Each entry must be reproduced precisely as it stands.
- - -
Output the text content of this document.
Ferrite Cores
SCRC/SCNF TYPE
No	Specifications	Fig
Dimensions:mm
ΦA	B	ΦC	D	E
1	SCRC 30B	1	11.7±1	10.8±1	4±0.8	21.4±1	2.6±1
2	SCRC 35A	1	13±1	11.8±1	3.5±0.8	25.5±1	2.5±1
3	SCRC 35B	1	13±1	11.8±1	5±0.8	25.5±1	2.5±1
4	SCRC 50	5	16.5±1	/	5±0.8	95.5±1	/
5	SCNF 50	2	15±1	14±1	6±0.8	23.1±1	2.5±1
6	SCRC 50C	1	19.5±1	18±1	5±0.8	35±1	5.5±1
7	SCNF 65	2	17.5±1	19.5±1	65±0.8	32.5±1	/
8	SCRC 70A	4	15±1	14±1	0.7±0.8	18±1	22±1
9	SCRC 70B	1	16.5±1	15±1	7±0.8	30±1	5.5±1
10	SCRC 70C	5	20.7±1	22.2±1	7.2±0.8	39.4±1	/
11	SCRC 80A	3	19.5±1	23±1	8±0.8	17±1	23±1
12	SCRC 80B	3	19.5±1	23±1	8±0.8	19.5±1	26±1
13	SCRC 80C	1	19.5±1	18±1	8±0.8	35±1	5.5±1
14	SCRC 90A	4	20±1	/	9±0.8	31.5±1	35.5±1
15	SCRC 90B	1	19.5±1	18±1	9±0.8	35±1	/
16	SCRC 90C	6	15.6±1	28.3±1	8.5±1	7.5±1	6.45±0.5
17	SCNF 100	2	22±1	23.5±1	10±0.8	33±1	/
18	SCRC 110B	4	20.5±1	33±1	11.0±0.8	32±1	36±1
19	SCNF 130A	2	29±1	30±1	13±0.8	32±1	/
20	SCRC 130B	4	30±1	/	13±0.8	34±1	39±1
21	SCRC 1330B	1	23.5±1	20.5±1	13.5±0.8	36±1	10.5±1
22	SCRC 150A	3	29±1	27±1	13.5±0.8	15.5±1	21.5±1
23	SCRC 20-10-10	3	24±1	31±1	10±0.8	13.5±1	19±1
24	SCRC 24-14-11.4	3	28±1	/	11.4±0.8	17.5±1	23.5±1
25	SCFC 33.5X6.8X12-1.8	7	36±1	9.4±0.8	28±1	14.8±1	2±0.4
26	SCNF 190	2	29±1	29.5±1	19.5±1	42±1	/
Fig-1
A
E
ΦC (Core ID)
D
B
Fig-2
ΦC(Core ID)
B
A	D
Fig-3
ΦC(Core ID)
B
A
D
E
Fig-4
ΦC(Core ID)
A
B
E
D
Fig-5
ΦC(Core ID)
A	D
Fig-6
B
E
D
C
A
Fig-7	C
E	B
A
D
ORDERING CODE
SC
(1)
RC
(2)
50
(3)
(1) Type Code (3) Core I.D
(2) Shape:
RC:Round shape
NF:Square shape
- - -
▶ IN RESPONSE
Output the text content of this document.
Ferrite Cores
SCRC/SCNF TYPE
No	Specifications	Fig
Dimensions:mm
ΦA	B	ΦC	D	E
1	SCRC 30B	1	11.7±1	10.8±1	4±0.8	21.4±1	2.6±1
2	SCRC 35A	1	13±1	11.8±1	3.5±0.8	25.5±1	2.5±1
3	SCRC 35B	1	13±1	11.8±1	5±0.8	25.5±1	2.5±1
4	SCRC 50	5	16.5±1	/	5±0.8	95.5±1	/
5	SCNF 50	2	15±1	14±1	6±0.8	23.1±1	2.5±1
6	SCRC 50C	1	19.5±1	18±1	5±0.8	35±1	5.5±1
7	SCNF 65	2	17.5±1	19.5±1	65±0.8	32.5±1	/
8	SCRC 70A	4	15±1	14±1	0.7±0.8	18±1	22±1
9	SCRC 70B	1	16.5±1	15±1	7±0.8	30±1	5.5±1
10	SCRC 70C	5	20.7±1	22.2±1	7.2±0.8	39.4±1	/
11	SCRC 80A	3	19.5±1	23±1	8±0.8	17±1	23±1
12	SCRC 80B	3	19.5±1	23±1	8±0.8	19.5±1	26±1
13	SCRC 80C	1	19.5±1	18±1	8±0.8	35±1	5.5±1
14	SCRC 90A	4	20±1	/	9±0.8	31.5±1	35.5±1
15	SCRC 90B	1	19.5±1	18±1	9±0.8	35±1	/
16	SCRC 90C	6	15.6±1	28.3±1	8.5±1	7.5±1	6.45±0.5
17	SCNF 100	2	22±1	23.5±1	10±0.8	33±1	/
18	SCRC 110B	4	20.5±1	33±1	11.0±0.8	32±1	36±1
19	SCNF 130A	2	29±1	30±1	13±0.8	32±1	/
20	SCRC 130B	4	30±1	/	13±0.8	34±1	39±1
21	SCRC 1330B	1	23.5±1	20.5±1	13.5±0.8	36±1	10.5±1
22	SCRC 150A	3	29±1	27±1	13.5±0.8	15.5±1	21.5±1
23	SCRC 20-10-10	3	24±1	31±1	10±0.8	13.5±1	19±1
24	SCRC 24-14-11.4	3	28±1	/	11.4±0.8	17.5±1	23.5±1
25	SCFC 33.5X6.8X12-1.8	7	36±1	9.4±0.8	28±1	14.8±1	2±0.4
26	SCNF 190	2	29±1	29.5±1	19.5±1	42±1	/
Fig-1
A
E
ΦC (Core ID)
D
B
Fig-2
ΦC(Core ID)
B
A	D
Fig-3
ΦC(Core ID)
B
A
D
E
Fig-4
ΦC(Core ID)
A
B
E
D
Fig-5
ΦC(Core ID)
A	D
Fig-6
B
E
D
C
A
Fig-7	C
E	B
A
D
ORDERING CODE
SC
(1)
RC
(2)
50
(3)
(1) Type Code (3) Core I.D
(2) Shape:
RC:Round shape
NF:Square shape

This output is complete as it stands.